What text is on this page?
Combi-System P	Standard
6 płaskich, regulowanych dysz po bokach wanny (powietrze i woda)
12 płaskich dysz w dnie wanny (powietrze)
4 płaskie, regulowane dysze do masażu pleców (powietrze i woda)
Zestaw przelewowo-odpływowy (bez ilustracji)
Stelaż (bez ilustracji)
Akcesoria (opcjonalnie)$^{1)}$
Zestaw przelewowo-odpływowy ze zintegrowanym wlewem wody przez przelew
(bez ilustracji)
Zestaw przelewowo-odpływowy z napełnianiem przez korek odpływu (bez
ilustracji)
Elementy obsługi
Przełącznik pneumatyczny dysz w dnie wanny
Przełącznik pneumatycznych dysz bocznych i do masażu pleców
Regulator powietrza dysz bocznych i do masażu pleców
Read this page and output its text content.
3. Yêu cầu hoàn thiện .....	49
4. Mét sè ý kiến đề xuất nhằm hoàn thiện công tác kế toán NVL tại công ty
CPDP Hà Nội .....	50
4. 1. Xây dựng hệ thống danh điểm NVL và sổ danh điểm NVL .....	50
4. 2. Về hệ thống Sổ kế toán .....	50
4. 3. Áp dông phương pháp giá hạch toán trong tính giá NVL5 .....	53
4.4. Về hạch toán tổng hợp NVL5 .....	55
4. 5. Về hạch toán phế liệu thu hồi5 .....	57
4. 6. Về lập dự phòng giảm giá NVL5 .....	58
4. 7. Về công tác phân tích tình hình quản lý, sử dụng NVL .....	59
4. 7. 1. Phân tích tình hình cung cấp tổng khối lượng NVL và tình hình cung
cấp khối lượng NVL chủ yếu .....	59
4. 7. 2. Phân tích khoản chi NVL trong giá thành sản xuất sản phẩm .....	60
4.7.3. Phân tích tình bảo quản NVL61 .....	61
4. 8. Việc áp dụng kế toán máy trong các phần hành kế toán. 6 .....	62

^^^^

Give only the number of lines in the data that hold the string "trong".

**RESULT OF THE TASK:** 3